Given exercise
Copy the rows below, renaming every "cell-abbreviation" to "cell-acronym" and leaving everything else unchanged.

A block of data
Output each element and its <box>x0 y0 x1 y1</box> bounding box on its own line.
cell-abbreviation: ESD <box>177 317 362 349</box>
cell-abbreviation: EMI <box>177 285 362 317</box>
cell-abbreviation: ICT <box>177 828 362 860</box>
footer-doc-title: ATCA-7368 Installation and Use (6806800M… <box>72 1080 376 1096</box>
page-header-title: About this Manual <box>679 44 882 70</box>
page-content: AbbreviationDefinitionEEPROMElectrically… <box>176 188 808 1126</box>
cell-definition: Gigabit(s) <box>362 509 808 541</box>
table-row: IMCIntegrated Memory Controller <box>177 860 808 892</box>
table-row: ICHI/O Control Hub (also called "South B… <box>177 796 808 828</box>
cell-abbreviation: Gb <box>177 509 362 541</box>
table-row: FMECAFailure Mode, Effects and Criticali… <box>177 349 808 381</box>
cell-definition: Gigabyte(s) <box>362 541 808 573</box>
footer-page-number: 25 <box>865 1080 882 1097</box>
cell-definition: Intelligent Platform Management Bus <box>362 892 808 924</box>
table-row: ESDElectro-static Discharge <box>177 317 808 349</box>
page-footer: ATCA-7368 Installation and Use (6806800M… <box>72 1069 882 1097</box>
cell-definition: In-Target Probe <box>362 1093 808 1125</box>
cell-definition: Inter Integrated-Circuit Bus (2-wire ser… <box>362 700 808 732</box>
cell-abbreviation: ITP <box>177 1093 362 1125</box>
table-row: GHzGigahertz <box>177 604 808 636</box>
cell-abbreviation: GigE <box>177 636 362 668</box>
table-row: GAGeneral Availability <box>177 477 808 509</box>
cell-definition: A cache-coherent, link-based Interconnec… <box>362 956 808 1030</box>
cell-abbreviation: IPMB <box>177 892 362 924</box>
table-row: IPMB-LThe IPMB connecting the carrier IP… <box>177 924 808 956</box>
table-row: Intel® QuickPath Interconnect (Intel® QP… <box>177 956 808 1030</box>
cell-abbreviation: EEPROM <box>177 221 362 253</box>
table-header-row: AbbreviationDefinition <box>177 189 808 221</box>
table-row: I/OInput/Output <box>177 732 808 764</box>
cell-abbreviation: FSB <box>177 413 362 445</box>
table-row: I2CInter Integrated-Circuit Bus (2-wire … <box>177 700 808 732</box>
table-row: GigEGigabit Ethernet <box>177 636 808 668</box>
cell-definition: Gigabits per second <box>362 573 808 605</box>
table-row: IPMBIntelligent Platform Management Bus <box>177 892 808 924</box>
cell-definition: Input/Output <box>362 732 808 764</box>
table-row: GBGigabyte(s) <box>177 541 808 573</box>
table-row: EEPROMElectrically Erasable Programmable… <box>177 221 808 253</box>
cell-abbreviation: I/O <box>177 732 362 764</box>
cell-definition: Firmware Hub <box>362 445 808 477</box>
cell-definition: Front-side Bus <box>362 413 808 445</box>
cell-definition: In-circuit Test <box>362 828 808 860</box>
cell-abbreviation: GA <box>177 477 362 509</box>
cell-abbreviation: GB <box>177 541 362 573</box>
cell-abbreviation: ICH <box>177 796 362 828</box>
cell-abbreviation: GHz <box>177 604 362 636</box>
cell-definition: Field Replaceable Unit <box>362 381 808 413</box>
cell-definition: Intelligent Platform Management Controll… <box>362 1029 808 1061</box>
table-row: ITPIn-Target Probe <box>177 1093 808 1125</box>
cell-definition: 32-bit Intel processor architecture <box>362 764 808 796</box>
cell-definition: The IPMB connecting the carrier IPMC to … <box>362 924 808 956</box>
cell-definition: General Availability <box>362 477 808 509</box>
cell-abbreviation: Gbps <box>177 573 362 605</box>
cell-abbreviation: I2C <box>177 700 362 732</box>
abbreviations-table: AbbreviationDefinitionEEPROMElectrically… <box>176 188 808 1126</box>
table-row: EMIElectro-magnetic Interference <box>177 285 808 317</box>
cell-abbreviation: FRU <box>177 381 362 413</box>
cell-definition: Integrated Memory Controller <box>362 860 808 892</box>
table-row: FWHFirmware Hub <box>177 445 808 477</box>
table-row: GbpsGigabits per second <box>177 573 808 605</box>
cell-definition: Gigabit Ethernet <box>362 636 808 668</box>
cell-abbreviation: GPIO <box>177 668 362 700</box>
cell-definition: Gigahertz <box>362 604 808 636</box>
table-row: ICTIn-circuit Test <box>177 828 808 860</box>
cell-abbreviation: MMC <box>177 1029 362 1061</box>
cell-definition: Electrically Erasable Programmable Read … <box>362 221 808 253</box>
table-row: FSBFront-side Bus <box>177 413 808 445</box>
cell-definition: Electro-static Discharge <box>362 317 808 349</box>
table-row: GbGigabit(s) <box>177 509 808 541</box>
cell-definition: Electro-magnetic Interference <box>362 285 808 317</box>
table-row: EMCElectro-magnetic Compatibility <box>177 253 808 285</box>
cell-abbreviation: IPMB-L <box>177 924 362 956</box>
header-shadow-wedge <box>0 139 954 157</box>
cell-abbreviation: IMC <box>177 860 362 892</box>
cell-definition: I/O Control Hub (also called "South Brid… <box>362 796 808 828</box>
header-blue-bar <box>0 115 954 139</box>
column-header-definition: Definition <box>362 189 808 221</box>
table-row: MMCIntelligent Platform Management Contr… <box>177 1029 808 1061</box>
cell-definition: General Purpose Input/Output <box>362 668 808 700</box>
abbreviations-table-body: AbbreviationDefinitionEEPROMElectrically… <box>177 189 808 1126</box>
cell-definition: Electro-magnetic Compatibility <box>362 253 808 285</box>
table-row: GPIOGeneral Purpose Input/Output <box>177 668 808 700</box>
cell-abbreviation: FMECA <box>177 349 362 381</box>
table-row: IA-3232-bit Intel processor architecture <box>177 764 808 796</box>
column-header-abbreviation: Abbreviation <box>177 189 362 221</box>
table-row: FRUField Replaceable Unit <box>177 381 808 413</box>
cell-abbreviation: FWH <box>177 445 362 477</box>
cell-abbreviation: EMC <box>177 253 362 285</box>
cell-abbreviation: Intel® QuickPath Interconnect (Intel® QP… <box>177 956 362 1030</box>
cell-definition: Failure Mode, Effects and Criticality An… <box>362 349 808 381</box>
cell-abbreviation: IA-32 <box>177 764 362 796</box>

Exercise result
Output each element and its <box>x0 y0 x1 y1</box> bounding box on its own line.
cell-acronym: ESD <box>177 317 362 349</box>
cell-acronym: EMI <box>177 285 362 317</box>
cell-acronym: ICT <box>177 828 362 860</box>
footer-doc-title: ATCA-7368 Installation and Use (6806800M… <box>72 1080 376 1096</box>
page-header-title: About this Manual <box>679 44 882 70</box>
page-content: AbbreviationDefinitionEEPROMElectrically… <box>176 188 808 1126</box>
cell-definition: Gigabit(s) <box>362 509 808 541</box>
table-row: IMCIntegrated Memory Controller <box>177 860 808 892</box>
table-row: ICHI/O Control Hub (also called "South B… <box>177 796 808 828</box>
cell-acronym: Gb <box>177 509 362 541</box>
table-row: FMECAFailure Mode, Effects and Criticali… <box>177 349 808 381</box>
cell-definition: Gigabyte(s) <box>362 541 808 573</box>
footer-page-number: 25 <box>865 1080 882 1097</box>
cell-definition: Intelligent Platform Management Bus <box>362 892 808 924</box>
table-row: ESDElectro-static Discharge <box>177 317 808 349</box>
page-footer: ATCA-7368 Installation and Use (6806800M… <box>72 1069 882 1097</box>
cell-definition: In-Target Probe <box>362 1093 808 1125</box>
cell-definition: Inter Integrated-Circuit Bus (2-wire ser… <box>362 700 808 732</box>
cell-acronym: ITP <box>177 1093 362 1125</box>
table-row: GHzGigahertz <box>177 604 808 636</box>
cell-acronym: GigE <box>177 636 362 668</box>
table-row: GAGeneral Availability <box>177 477 808 509</box>
cell-definition: A cache-coherent, link-based Interconnec… <box>362 956 808 1030</box>
cell-acronym: IPMB <box>177 892 362 924</box>
table-row: IPMB-LThe IPMB connecting the carrier IP… <box>177 924 808 956</box>
table-row: Intel® QuickPath Interconnect (Intel® QP… <box>177 956 808 1030</box>
cell-acronym: EEPROM <box>177 221 362 253</box>
table-header-row: AbbreviationDefinition <box>177 189 808 221</box>
table-row: I/OInput/Output <box>177 732 808 764</box>
cell-acronym: FSB <box>177 413 362 445</box>
table-row: I2CInter Integrated-Circuit Bus (2-wire … <box>177 700 808 732</box>
table-row: GigEGigabit Ethernet <box>177 636 808 668</box>
cell-definition: Gigabits per second <box>362 573 808 605</box>
table-row: IPMBIntelligent Platform Management Bus <box>177 892 808 924</box>
cell-definition: Input/Output <box>362 732 808 764</box>
table-row: GBGigabyte(s) <box>177 541 808 573</box>
table-row: EEPROMElectrically Erasable Programmable… <box>177 221 808 253</box>
cell-acronym: I/O <box>177 732 362 764</box>
cell-definition: Firmware Hub <box>362 445 808 477</box>
cell-definition: Front-side Bus <box>362 413 808 445</box>
cell-definition: In-circuit Test <box>362 828 808 860</box>
cell-acronym: GA <box>177 477 362 509</box>
cell-acronym: GB <box>177 541 362 573</box>
cell-acronym: ICH <box>177 796 362 828</box>
cell-acronym: GHz <box>177 604 362 636</box>
cell-definition: Field Replaceable Unit <box>362 381 808 413</box>
cell-definition: Intelligent Platform Management Controll… <box>362 1029 808 1061</box>
table-row: ITPIn-Target Probe <box>177 1093 808 1125</box>
cell-definition: 32-bit Intel processor architecture <box>362 764 808 796</box>
cell-definition: The IPMB connecting the carrier IPMC to … <box>362 924 808 956</box>
cell-definition: General Availability <box>362 477 808 509</box>
cell-acronym: Gbps <box>177 573 362 605</box>
cell-acronym: I2C <box>177 700 362 732</box>
abbreviations-table: AbbreviationDefinitionEEPROMElectrically… <box>176 188 808 1126</box>
table-row: EMIElectro-magnetic Interference <box>177 285 808 317</box>
cell-acronym: FRU <box>177 381 362 413</box>
cell-definition: Integrated Memory Controller <box>362 860 808 892</box>
table-row: FWHFirmware Hub <box>177 445 808 477</box>
table-row: GbpsGigabits per second <box>177 573 808 605</box>
cell-definition: Gigabit Ethernet <box>362 636 808 668</box>
cell-acronym: GPIO <box>177 668 362 700</box>
cell-definition: Gigahertz <box>362 604 808 636</box>
table-row: ICTIn-circuit Test <box>177 828 808 860</box>
cell-acronym: MMC <box>177 1029 362 1061</box>
cell-definition: Electrically Erasable Programmable Read … <box>362 221 808 253</box>
table-row: FSBFront-side Bus <box>177 413 808 445</box>
cell-definition: Electro-static Discharge <box>362 317 808 349</box>
table-row: GbGigabit(s) <box>177 509 808 541</box>
cell-definition: Electro-magnetic Interference <box>362 285 808 317</box>
table-row: EMCElectro-magnetic Compatibility <box>177 253 808 285</box>
cell-acronym: IPMB-L <box>177 924 362 956</box>
header-shadow-wedge <box>0 139 954 157</box>
cell-acronym: IMC <box>177 860 362 892</box>
cell-definition: I/O Control Hub (also called "South Brid… <box>362 796 808 828</box>
header-blue-bar <box>0 115 954 139</box>
column-header-definition: Definition <box>362 189 808 221</box>
table-row: MMCIntelligent Platform Management Contr… <box>177 1029 808 1061</box>
cell-definition: General Purpose Input/Output <box>362 668 808 700</box>
abbreviations-table-body: AbbreviationDefinitionEEPROMElectrically… <box>177 189 808 1126</box>
cell-definition: Electro-magnetic Compatibility <box>362 253 808 285</box>
table-row: GPIOGeneral Purpose Input/Output <box>177 668 808 700</box>
cell-acronym: FMECA <box>177 349 362 381</box>
table-row: IA-3232-bit Intel processor architecture <box>177 764 808 796</box>
column-header-abbreviation: Abbreviation <box>177 189 362 221</box>
table-row: FRUField Replaceable Unit <box>177 381 808 413</box>
cell-acronym: FWH <box>177 445 362 477</box>
cell-acronym: EMC <box>177 253 362 285</box>
cell-acronym: Intel® QuickPath Interconnect (Intel® QP… <box>177 956 362 1030</box>
cell-definition: Failure Mode, Effects and Criticality An… <box>362 349 808 381</box>
cell-acronym: IA-32 <box>177 764 362 796</box>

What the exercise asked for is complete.